Start

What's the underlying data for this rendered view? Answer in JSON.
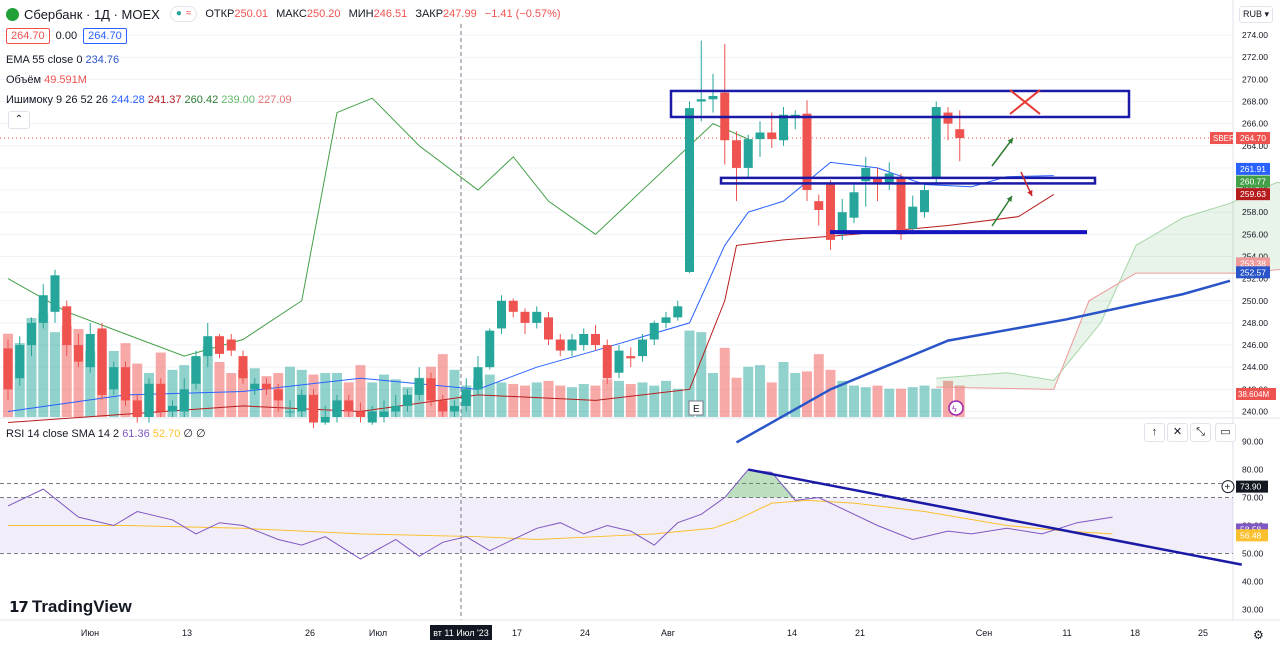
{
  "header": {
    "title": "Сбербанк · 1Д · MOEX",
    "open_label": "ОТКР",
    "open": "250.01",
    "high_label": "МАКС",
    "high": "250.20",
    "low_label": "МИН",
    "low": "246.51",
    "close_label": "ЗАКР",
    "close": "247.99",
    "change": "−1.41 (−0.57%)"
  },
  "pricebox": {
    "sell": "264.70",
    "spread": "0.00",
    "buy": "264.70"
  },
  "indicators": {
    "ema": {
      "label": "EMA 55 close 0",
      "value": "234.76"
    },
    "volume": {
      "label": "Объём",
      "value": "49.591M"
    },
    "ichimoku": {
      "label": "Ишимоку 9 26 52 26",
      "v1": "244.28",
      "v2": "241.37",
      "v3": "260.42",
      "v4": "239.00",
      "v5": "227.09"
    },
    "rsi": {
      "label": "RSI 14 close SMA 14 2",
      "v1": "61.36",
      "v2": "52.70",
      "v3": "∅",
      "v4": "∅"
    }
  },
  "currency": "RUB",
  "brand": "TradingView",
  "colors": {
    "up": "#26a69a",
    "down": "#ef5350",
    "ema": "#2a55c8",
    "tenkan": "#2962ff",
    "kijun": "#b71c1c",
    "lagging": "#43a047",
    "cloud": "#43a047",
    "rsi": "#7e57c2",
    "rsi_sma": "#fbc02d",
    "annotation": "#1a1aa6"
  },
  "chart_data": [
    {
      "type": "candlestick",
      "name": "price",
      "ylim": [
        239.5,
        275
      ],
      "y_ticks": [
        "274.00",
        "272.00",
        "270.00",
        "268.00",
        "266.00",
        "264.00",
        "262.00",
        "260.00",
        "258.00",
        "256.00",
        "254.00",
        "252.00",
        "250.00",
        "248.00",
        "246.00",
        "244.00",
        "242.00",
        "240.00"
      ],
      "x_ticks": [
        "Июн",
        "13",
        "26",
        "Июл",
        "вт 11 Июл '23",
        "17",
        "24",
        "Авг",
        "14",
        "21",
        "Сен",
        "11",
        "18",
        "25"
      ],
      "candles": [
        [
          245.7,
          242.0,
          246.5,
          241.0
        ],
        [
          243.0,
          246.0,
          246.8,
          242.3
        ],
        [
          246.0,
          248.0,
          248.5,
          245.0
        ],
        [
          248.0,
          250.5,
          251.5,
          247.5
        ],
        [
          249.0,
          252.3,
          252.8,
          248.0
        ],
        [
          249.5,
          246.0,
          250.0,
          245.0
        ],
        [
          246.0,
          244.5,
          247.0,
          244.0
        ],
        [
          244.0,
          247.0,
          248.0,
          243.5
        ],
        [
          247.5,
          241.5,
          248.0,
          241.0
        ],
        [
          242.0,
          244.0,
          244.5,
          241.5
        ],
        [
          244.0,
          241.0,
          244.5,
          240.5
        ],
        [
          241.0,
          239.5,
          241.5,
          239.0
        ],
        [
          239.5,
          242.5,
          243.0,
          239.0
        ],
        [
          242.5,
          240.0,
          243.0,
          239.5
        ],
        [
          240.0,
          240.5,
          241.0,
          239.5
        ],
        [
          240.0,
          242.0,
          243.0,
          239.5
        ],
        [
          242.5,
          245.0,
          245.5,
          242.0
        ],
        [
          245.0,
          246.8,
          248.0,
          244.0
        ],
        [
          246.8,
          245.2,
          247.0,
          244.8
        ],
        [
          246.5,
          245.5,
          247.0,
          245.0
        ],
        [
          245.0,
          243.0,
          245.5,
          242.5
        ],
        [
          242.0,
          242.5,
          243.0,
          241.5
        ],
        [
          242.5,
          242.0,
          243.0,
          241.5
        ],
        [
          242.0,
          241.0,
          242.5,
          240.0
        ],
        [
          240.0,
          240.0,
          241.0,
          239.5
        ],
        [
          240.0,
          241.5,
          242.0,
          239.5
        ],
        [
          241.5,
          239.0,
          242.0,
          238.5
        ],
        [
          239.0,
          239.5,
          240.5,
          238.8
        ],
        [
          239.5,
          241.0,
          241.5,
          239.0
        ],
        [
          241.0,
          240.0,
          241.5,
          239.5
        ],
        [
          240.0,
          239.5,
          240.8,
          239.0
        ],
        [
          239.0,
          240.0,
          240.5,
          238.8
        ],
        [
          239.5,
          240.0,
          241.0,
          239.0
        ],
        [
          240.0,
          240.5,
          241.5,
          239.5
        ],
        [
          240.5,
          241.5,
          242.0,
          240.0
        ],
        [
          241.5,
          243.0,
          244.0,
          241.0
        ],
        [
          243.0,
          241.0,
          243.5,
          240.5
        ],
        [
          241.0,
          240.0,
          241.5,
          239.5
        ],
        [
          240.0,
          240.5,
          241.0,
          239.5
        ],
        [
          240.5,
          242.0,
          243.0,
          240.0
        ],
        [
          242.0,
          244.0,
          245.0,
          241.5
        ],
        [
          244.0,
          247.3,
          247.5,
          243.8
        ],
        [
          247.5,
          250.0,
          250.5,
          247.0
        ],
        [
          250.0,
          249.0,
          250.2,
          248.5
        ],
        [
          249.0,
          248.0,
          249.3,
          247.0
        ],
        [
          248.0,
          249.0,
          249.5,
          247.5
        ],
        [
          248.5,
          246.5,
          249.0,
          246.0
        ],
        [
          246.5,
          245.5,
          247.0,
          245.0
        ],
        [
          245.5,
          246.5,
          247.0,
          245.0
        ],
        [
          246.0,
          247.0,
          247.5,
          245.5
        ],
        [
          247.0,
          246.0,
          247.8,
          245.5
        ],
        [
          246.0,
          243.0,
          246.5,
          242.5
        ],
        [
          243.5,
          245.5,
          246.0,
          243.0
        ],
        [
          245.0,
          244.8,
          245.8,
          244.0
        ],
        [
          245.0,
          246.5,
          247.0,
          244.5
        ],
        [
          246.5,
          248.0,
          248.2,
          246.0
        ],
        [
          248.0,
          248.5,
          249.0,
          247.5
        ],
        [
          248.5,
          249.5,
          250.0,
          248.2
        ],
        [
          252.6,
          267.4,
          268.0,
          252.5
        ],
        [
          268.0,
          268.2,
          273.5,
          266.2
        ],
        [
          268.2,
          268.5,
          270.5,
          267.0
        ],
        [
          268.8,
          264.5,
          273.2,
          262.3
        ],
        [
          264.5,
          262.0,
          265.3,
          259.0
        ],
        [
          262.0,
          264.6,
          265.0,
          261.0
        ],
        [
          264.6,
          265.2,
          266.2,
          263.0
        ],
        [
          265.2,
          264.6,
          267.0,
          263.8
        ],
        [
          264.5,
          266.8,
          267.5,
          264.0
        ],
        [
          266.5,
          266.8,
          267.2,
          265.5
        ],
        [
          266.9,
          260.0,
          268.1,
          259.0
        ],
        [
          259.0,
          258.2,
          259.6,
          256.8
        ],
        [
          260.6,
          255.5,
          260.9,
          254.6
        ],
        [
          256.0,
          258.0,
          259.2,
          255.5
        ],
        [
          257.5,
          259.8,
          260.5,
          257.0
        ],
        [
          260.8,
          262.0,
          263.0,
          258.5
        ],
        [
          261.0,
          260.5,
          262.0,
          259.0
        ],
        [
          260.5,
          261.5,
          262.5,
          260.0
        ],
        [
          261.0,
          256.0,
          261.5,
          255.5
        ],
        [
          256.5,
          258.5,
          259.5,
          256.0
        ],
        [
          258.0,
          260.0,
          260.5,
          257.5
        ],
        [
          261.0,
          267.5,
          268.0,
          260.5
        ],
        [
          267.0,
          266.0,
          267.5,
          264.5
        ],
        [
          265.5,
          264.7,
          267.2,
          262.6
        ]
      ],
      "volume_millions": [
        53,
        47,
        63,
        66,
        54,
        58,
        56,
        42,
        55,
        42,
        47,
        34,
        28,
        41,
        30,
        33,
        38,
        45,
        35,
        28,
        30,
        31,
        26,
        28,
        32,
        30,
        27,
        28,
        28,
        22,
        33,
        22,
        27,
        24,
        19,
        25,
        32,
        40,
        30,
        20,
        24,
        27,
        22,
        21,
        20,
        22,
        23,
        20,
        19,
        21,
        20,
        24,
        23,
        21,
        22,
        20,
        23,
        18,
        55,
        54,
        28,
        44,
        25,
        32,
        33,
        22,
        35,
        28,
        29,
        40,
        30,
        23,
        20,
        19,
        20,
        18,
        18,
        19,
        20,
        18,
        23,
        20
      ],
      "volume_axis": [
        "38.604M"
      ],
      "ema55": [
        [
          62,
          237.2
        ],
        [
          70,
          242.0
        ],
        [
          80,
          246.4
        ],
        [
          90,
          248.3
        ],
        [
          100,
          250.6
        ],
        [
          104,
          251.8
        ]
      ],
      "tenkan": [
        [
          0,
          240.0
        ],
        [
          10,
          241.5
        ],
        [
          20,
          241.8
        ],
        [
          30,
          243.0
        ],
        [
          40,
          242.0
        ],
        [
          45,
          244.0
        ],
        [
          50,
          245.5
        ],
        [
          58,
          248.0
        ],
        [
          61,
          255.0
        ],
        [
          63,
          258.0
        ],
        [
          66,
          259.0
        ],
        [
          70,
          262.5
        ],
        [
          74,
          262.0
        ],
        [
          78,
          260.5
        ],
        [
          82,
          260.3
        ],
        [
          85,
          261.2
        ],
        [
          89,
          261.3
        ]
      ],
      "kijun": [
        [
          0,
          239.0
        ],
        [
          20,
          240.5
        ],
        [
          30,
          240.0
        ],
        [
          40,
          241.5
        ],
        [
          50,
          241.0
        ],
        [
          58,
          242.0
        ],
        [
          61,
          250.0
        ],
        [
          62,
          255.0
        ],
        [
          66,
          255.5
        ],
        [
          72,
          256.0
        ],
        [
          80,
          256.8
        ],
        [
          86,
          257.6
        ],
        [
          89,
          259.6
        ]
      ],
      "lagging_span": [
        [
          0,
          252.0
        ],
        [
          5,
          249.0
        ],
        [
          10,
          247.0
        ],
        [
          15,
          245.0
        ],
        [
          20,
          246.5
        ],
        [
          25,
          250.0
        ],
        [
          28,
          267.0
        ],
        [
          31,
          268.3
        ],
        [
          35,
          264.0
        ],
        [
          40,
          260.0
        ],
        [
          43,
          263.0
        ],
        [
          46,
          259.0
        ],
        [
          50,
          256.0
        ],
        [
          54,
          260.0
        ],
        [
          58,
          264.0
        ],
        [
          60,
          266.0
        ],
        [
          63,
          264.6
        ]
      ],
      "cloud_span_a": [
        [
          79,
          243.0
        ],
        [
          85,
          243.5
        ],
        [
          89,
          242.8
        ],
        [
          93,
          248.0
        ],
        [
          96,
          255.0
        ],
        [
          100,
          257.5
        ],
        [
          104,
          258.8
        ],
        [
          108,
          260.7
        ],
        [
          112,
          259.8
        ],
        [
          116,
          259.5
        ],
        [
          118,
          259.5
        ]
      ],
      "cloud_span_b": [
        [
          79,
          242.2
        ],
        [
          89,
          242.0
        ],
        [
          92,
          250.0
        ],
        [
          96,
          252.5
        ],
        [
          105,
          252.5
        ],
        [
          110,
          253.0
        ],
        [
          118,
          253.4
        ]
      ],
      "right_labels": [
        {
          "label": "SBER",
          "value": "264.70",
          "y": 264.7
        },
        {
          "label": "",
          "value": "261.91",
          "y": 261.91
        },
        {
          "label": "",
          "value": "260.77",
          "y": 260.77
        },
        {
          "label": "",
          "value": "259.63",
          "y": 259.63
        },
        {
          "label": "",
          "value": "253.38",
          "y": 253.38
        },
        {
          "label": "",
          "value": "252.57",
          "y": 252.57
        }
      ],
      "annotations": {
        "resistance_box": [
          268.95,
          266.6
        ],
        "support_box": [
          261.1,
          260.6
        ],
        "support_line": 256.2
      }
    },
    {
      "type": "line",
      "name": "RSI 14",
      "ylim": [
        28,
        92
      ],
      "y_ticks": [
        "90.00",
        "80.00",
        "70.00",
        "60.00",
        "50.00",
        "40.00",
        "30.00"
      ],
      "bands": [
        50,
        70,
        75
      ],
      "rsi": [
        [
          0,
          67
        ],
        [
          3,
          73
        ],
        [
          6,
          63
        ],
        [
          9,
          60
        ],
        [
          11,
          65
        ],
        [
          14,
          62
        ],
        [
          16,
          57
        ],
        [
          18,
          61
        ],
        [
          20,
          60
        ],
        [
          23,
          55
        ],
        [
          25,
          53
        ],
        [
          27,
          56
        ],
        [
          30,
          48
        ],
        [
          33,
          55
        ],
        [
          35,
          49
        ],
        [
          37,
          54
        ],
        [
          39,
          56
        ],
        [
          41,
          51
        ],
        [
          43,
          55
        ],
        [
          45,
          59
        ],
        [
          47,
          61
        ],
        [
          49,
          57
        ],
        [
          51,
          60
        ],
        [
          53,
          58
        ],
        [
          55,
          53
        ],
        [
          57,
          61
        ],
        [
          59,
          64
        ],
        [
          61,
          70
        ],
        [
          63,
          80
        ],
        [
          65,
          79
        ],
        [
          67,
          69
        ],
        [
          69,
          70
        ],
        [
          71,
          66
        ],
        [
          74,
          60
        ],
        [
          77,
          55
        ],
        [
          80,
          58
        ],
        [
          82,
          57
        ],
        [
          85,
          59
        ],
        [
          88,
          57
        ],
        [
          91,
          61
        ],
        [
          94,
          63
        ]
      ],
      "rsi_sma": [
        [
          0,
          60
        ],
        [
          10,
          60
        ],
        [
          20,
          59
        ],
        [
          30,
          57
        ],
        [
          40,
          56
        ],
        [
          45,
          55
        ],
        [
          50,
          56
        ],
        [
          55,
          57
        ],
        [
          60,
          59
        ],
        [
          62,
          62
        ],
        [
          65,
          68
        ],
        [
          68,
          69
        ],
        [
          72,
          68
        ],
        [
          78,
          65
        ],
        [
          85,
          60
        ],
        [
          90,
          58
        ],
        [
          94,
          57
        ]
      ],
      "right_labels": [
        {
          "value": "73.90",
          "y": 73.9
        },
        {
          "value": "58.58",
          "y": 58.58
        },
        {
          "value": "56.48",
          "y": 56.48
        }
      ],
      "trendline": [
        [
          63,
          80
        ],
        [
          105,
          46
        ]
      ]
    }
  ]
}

End
Start

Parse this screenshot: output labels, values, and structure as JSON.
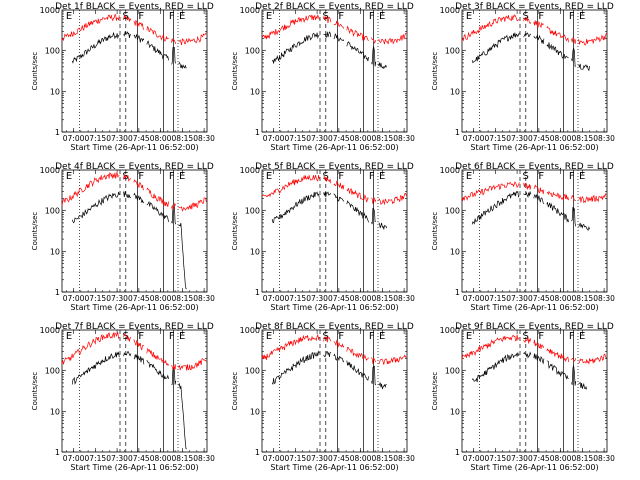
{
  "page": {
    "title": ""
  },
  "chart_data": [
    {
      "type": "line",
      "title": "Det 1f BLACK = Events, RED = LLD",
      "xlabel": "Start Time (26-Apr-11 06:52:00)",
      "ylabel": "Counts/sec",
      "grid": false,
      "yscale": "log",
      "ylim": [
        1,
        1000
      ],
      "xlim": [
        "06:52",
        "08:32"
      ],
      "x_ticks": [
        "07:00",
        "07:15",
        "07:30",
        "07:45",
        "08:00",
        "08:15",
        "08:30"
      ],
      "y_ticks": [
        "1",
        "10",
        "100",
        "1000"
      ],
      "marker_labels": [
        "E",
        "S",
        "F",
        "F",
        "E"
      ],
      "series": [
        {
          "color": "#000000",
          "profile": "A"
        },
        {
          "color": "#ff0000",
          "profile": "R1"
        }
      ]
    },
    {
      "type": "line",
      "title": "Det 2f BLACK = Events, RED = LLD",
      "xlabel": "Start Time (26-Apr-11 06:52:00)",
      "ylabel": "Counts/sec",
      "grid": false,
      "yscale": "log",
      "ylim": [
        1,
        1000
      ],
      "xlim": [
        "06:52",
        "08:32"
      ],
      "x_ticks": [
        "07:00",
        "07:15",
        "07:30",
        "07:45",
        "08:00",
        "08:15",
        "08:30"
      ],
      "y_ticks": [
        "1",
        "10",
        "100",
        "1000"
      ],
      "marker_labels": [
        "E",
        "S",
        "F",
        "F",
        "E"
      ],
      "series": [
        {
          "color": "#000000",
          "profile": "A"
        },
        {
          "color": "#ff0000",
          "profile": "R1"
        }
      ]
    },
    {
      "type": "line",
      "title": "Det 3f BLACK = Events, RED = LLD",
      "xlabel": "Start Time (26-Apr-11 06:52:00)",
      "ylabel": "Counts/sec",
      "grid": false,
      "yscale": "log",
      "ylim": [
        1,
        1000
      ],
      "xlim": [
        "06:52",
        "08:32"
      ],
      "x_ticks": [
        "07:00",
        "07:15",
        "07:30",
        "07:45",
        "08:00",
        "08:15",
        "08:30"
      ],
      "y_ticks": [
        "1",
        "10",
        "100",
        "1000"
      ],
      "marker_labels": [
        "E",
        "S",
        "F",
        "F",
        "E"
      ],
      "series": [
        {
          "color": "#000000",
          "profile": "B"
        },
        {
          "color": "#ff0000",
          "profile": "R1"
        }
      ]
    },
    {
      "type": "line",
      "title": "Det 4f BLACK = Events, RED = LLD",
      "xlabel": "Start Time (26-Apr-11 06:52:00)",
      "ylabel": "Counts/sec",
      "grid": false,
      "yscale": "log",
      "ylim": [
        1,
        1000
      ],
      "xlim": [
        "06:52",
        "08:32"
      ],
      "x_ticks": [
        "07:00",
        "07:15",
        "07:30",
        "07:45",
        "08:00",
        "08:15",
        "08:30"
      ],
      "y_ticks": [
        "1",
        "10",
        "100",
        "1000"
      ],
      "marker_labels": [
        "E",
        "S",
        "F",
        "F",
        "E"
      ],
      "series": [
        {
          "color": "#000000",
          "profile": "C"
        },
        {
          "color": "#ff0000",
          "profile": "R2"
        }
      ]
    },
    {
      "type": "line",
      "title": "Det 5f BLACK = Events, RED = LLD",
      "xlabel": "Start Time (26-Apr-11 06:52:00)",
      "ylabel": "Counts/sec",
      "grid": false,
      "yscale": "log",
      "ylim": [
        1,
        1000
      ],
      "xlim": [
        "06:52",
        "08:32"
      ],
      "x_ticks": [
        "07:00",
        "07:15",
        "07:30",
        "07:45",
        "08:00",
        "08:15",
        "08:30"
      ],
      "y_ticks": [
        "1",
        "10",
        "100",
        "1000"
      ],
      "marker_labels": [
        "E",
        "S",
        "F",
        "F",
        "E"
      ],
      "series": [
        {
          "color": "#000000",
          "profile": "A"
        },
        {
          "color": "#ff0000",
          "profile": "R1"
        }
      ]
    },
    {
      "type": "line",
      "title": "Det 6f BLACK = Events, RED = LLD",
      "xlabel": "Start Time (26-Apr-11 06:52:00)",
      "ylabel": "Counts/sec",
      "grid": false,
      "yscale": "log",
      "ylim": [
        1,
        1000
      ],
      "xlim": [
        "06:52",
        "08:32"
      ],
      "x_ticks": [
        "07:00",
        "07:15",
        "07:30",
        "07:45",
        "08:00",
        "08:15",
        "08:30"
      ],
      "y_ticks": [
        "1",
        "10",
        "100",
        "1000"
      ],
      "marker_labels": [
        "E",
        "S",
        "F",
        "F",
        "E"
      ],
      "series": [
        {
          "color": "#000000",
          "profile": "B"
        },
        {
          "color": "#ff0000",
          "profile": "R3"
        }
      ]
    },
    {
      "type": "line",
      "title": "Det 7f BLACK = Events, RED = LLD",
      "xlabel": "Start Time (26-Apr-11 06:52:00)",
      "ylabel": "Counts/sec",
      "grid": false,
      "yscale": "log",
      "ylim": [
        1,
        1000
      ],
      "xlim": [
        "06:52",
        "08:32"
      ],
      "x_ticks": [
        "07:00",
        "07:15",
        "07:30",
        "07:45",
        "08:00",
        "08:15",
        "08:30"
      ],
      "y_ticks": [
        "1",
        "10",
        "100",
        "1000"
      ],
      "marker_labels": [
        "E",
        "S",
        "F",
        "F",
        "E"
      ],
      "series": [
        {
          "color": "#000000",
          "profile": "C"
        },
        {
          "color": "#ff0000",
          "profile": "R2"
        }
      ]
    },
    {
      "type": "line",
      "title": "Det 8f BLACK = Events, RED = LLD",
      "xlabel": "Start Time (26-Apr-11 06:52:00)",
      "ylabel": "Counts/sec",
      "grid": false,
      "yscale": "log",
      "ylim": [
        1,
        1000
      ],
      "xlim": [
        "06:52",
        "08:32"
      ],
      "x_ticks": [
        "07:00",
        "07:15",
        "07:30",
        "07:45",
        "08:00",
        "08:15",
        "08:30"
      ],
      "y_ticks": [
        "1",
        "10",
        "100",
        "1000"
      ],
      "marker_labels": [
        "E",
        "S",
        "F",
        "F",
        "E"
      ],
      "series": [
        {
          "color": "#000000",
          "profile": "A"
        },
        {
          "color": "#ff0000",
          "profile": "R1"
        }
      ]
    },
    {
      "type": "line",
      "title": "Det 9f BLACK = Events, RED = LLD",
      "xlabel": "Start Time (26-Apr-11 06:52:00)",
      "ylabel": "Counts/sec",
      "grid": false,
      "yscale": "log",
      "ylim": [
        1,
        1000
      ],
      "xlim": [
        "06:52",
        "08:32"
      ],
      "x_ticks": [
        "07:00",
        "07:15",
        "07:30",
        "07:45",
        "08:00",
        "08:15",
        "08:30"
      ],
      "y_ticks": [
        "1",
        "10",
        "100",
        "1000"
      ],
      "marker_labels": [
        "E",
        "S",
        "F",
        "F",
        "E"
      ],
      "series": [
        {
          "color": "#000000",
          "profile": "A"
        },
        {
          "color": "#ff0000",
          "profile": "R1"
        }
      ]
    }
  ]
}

End

**What needs to be done:** For the listing above, give the number of lines in which the string "JSON" occurs, and nothing else.

**Exercise response:** 2